* _Data in this exercise_:
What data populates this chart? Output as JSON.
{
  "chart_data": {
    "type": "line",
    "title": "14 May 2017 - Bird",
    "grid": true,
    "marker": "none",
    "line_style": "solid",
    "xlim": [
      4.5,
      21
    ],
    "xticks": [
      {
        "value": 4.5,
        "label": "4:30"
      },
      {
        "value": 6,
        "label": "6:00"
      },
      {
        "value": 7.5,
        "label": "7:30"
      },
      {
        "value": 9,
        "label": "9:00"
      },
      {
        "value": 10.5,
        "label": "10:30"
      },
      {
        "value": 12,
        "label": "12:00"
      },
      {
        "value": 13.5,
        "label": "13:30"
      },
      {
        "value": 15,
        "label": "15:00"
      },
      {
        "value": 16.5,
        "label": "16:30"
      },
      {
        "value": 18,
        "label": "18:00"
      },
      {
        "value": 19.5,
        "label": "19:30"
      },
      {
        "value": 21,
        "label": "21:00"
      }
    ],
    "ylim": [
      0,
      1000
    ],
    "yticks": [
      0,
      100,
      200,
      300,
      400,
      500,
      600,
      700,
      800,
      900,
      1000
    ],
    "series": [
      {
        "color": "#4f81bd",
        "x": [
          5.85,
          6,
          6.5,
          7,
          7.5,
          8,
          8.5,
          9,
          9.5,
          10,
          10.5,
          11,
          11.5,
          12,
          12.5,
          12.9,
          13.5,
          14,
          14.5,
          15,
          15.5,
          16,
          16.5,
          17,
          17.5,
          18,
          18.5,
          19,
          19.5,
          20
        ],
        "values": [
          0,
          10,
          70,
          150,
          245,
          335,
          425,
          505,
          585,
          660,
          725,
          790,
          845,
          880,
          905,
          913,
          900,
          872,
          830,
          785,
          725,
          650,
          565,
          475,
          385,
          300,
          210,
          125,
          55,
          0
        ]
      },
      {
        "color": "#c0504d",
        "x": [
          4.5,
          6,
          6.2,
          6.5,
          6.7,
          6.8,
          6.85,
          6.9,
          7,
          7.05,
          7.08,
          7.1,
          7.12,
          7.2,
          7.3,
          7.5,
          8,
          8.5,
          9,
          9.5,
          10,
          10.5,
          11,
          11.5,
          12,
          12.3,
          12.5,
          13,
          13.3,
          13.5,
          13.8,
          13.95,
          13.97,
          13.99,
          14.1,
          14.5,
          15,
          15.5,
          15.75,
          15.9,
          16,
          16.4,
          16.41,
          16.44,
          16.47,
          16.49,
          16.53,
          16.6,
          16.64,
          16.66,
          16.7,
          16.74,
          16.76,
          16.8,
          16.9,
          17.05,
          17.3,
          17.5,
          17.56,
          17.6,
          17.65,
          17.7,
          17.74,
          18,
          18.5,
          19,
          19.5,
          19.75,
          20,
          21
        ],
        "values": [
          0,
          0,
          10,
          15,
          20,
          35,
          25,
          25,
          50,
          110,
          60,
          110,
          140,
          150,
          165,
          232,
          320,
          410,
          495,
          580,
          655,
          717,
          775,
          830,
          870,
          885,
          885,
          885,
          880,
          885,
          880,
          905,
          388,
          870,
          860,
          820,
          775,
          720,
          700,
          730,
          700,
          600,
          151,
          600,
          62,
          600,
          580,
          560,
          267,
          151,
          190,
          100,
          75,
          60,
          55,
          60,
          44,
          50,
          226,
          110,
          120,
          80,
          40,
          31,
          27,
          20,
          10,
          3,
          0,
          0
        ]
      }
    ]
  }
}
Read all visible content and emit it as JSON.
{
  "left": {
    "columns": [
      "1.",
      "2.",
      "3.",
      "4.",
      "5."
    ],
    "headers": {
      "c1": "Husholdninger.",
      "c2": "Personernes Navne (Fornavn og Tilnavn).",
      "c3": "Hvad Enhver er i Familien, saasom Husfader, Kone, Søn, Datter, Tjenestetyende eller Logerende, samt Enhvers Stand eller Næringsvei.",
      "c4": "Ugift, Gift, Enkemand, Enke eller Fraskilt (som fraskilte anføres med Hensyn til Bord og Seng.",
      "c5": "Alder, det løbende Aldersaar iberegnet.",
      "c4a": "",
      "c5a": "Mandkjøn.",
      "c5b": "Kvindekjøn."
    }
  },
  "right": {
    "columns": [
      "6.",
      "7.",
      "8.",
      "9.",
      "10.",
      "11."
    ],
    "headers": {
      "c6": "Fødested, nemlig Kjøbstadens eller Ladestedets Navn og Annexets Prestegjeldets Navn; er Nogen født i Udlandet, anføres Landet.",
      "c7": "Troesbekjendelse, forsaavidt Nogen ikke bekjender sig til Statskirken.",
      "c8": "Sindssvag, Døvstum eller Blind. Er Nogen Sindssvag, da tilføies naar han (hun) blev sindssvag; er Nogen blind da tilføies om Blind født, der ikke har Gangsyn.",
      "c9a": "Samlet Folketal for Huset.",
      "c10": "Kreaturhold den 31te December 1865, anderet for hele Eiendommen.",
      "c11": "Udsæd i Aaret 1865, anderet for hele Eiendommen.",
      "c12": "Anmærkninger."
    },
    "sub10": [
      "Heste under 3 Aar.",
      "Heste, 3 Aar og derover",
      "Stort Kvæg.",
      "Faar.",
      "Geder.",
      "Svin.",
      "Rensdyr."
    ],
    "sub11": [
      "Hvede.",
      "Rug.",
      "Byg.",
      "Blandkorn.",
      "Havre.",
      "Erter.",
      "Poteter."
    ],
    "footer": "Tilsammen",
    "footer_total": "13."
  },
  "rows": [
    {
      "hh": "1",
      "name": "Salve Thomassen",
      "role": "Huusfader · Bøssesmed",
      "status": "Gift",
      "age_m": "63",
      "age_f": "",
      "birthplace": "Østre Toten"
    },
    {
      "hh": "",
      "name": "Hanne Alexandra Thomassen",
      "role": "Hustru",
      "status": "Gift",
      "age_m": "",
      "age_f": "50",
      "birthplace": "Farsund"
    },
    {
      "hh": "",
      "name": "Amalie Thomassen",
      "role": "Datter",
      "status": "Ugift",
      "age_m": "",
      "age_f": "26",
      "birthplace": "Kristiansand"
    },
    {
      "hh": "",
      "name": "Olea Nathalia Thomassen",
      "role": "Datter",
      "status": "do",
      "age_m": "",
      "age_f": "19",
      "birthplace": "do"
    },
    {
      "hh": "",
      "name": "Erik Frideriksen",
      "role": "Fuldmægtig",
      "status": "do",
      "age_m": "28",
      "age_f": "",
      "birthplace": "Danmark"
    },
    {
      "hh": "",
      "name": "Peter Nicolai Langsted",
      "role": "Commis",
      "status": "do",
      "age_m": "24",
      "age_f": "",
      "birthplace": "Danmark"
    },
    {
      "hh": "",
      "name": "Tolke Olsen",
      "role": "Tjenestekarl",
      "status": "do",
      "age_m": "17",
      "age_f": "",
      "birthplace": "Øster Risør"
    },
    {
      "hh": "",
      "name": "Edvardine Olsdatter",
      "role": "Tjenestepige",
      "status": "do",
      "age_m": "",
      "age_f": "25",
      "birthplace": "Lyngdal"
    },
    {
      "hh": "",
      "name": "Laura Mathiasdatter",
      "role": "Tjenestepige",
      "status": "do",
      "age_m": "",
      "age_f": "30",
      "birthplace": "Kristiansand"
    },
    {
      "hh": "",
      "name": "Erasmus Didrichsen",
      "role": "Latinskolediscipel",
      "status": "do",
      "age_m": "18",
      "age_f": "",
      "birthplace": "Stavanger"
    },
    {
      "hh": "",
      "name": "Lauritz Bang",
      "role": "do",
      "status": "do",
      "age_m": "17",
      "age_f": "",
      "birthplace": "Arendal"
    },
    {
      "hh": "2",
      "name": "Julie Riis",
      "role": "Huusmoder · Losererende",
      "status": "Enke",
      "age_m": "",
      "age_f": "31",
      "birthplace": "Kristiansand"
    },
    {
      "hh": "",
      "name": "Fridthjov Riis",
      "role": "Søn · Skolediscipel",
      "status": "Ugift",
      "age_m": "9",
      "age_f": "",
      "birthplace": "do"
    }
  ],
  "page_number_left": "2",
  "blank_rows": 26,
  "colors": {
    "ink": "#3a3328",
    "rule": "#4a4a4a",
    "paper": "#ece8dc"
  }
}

* _Challenge_: Locate the lines above that hold the word "Enke". Show every one of them.

* _Expected answer_:
      "c4": "Ugift, Gift, Enkemand, Enke eller Fraskilt (som fraskilte anføres med Hensyn til Bord og Seng.",
      "status": "Enke",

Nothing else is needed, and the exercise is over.